*TASK MATERIAL*.
=-=-=-=-=
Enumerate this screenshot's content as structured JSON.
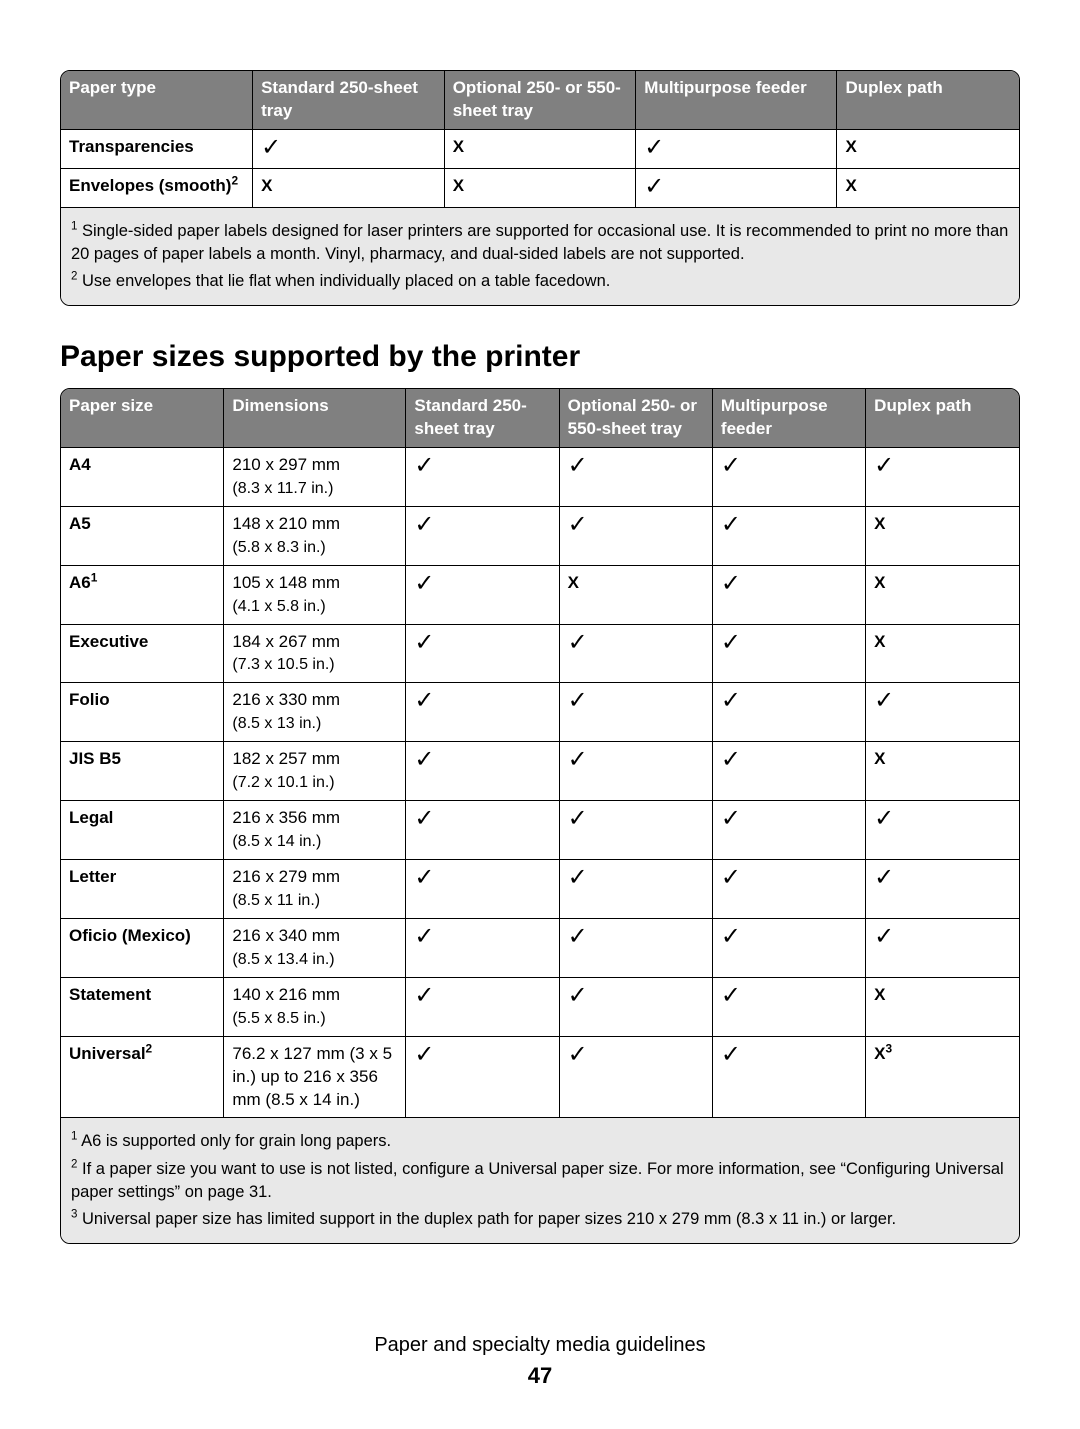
{
  "colors": {
    "header_bg": "#808080",
    "header_fg": "#ffffff",
    "border": "#000000",
    "footnote_bg": "#e8e8e8",
    "page_bg": "#ffffff"
  },
  "marks": {
    "check": "✓",
    "x": "X"
  },
  "table1": {
    "headers": [
      "Paper type",
      "Standard 250-sheet tray",
      "Optional 250- or 550-sheet tray",
      "Multipurpose feeder",
      "Duplex path"
    ],
    "rows": [
      {
        "label": "Transparencies",
        "sup": "",
        "cells": [
          "check",
          "x",
          "check",
          "x"
        ]
      },
      {
        "label": "Envelopes (smooth)",
        "sup": "2",
        "cells": [
          "x",
          "x",
          "check",
          "x"
        ]
      }
    ],
    "footnotes": [
      {
        "num": "1",
        "text": "Single-sided paper labels designed for laser printers are supported for occasional use. It is recommended to print no more than 20 pages of paper labels a month. Vinyl, pharmacy, and dual-sided labels are not supported."
      },
      {
        "num": "2",
        "text": "Use envelopes that lie flat when individually placed on a table facedown."
      }
    ]
  },
  "section_title": "Paper sizes supported by the printer",
  "table2": {
    "headers": [
      "Paper size",
      "Dimensions",
      "Standard 250-sheet tray",
      "Optional 250- or 550-sheet tray",
      "Multipurpose feeder",
      "Duplex path"
    ],
    "rows": [
      {
        "label": "A4",
        "sup": "",
        "dim1": "210 x 297 mm",
        "dim2": "(8.3 x 11.7 in.)",
        "cells": [
          "check",
          "check",
          "check",
          "check"
        ]
      },
      {
        "label": "A5",
        "sup": "",
        "dim1": "148 x 210 mm",
        "dim2": "(5.8 x 8.3 in.)",
        "cells": [
          "check",
          "check",
          "check",
          "x"
        ]
      },
      {
        "label": "A6",
        "sup": "1",
        "dim1": "105 x 148 mm",
        "dim2": "(4.1 x 5.8 in.)",
        "cells": [
          "check",
          "x",
          "check",
          "x"
        ]
      },
      {
        "label": "Executive",
        "sup": "",
        "dim1": "184 x 267 mm",
        "dim2": "(7.3 x 10.5 in.)",
        "cells": [
          "check",
          "check",
          "check",
          "x"
        ]
      },
      {
        "label": "Folio",
        "sup": "",
        "dim1": "216 x 330 mm",
        "dim2": "(8.5 x 13 in.)",
        "cells": [
          "check",
          "check",
          "check",
          "check"
        ]
      },
      {
        "label": "JIS B5",
        "sup": "",
        "dim1": "182 x 257 mm",
        "dim2": "(7.2 x 10.1 in.)",
        "cells": [
          "check",
          "check",
          "check",
          "x"
        ]
      },
      {
        "label": "Legal",
        "sup": "",
        "dim1": "216 x 356 mm",
        "dim2": "(8.5 x 14 in.)",
        "cells": [
          "check",
          "check",
          "check",
          "check"
        ]
      },
      {
        "label": "Letter",
        "sup": "",
        "dim1": "216 x 279 mm",
        "dim2": "(8.5 x 11 in.)",
        "cells": [
          "check",
          "check",
          "check",
          "check"
        ]
      },
      {
        "label": "Oficio (Mexico)",
        "sup": "",
        "dim1": "216 x 340 mm",
        "dim2": "(8.5 x 13.4 in.)",
        "cells": [
          "check",
          "check",
          "check",
          "check"
        ]
      },
      {
        "label": "Statement",
        "sup": "",
        "dim1": "140 x 216 mm",
        "dim2": "(5.5 x 8.5 in.)",
        "cells": [
          "check",
          "check",
          "check",
          "x"
        ]
      },
      {
        "label": "Universal",
        "sup": "2",
        "dim1": "76.2 x 127 mm (3 x 5 in.) up to 216 x 356 mm (8.5 x 14 in.)",
        "dim2": "",
        "cells": [
          "check",
          "check",
          "check",
          "x3"
        ]
      }
    ],
    "footnotes": [
      {
        "num": "1",
        "text": "A6 is supported only for grain long papers."
      },
      {
        "num": "2",
        "text": "If a paper size you want to use is not listed, configure a Universal paper size. For more information, see “Configuring Universal paper settings” on page 31."
      },
      {
        "num": "3",
        "text": "Universal paper size has limited support in the duplex path for paper sizes 210 x 279 mm (8.3 x 11 in.) or larger."
      }
    ]
  },
  "footer": {
    "section": "Paper and specialty media guidelines",
    "page": "47"
  }
}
=-=-=-=-=
*GOAL*.
Write out the full listing verbatim, excluding its pictures.

*WRITTEN REPLY*.
Enumerate this screenshot's content as structured JSON.
{
  "colors": {
    "header_bg": "#808080",
    "header_fg": "#ffffff",
    "border": "#000000",
    "footnote_bg": "#e8e8e8",
    "page_bg": "#ffffff"
  },
  "marks": {
    "check": "✓",
    "x": "X"
  },
  "table1": {
    "headers": [
      "Paper type",
      "Standard 250-sheet tray",
      "Optional 250- or 550-sheet tray",
      "Multipurpose feeder",
      "Duplex path"
    ],
    "rows": [
      {
        "label": "Transparencies",
        "sup": "",
        "cells": [
          "check",
          "x",
          "check",
          "x"
        ]
      },
      {
        "label": "Envelopes (smooth)",
        "sup": "2",
        "cells": [
          "x",
          "x",
          "check",
          "x"
        ]
      }
    ],
    "footnotes": [
      {
        "num": "1",
        "text": "Single-sided paper labels designed for laser printers are supported for occasional use. It is recommended to print no more than 20 pages of paper labels a month. Vinyl, pharmacy, and dual-sided labels are not supported."
      },
      {
        "num": "2",
        "text": "Use envelopes that lie flat when individually placed on a table facedown."
      }
    ]
  },
  "section_title": "Paper sizes supported by the printer",
  "table2": {
    "headers": [
      "Paper size",
      "Dimensions",
      "Standard 250-sheet tray",
      "Optional 250- or 550-sheet tray",
      "Multipurpose feeder",
      "Duplex path"
    ],
    "rows": [
      {
        "label": "A4",
        "sup": "",
        "dim1": "210 x 297 mm",
        "dim2": "(8.3 x 11.7 in.)",
        "cells": [
          "check",
          "check",
          "check",
          "check"
        ]
      },
      {
        "label": "A5",
        "sup": "",
        "dim1": "148 x 210 mm",
        "dim2": "(5.8 x 8.3 in.)",
        "cells": [
          "check",
          "check",
          "check",
          "x"
        ]
      },
      {
        "label": "A6",
        "sup": "1",
        "dim1": "105 x 148 mm",
        "dim2": "(4.1 x 5.8 in.)",
        "cells": [
          "check",
          "x",
          "check",
          "x"
        ]
      },
      {
        "label": "Executive",
        "sup": "",
        "dim1": "184 x 267 mm",
        "dim2": "(7.3 x 10.5 in.)",
        "cells": [
          "check",
          "check",
          "check",
          "x"
        ]
      },
      {
        "label": "Folio",
        "sup": "",
        "dim1": "216 x 330 mm",
        "dim2": "(8.5 x 13 in.)",
        "cells": [
          "check",
          "check",
          "check",
          "check"
        ]
      },
      {
        "label": "JIS B5",
        "sup": "",
        "dim1": "182 x 257 mm",
        "dim2": "(7.2 x 10.1 in.)",
        "cells": [
          "check",
          "check",
          "check",
          "x"
        ]
      },
      {
        "label": "Legal",
        "sup": "",
        "dim1": "216 x 356 mm",
        "dim2": "(8.5 x 14 in.)",
        "cells": [
          "check",
          "check",
          "check",
          "check"
        ]
      },
      {
        "label": "Letter",
        "sup": "",
        "dim1": "216 x 279 mm",
        "dim2": "(8.5 x 11 in.)",
        "cells": [
          "check",
          "check",
          "check",
          "check"
        ]
      },
      {
        "label": "Oficio (Mexico)",
        "sup": "",
        "dim1": "216 x 340 mm",
        "dim2": "(8.5 x 13.4 in.)",
        "cells": [
          "check",
          "check",
          "check",
          "check"
        ]
      },
      {
        "label": "Statement",
        "sup": "",
        "dim1": "140 x 216 mm",
        "dim2": "(5.5 x 8.5 in.)",
        "cells": [
          "check",
          "check",
          "check",
          "x"
        ]
      },
      {
        "label": "Universal",
        "sup": "2",
        "dim1": "76.2 x 127 mm (3 x 5 in.) up to 216 x 356 mm (8.5 x 14 in.)",
        "dim2": "",
        "cells": [
          "check",
          "check",
          "check",
          "x3"
        ]
      }
    ],
    "footnotes": [
      {
        "num": "1",
        "text": "A6 is supported only for grain long papers."
      },
      {
        "num": "2",
        "text": "If a paper size you want to use is not listed, configure a Universal paper size. For more information, see “Configuring Universal paper settings” on page 31."
      },
      {
        "num": "3",
        "text": "Universal paper size has limited support in the duplex path for paper sizes 210 x 279 mm (8.3 x 11 in.) or larger."
      }
    ]
  },
  "footer": {
    "section": "Paper and specialty media guidelines",
    "page": "47"
  }
}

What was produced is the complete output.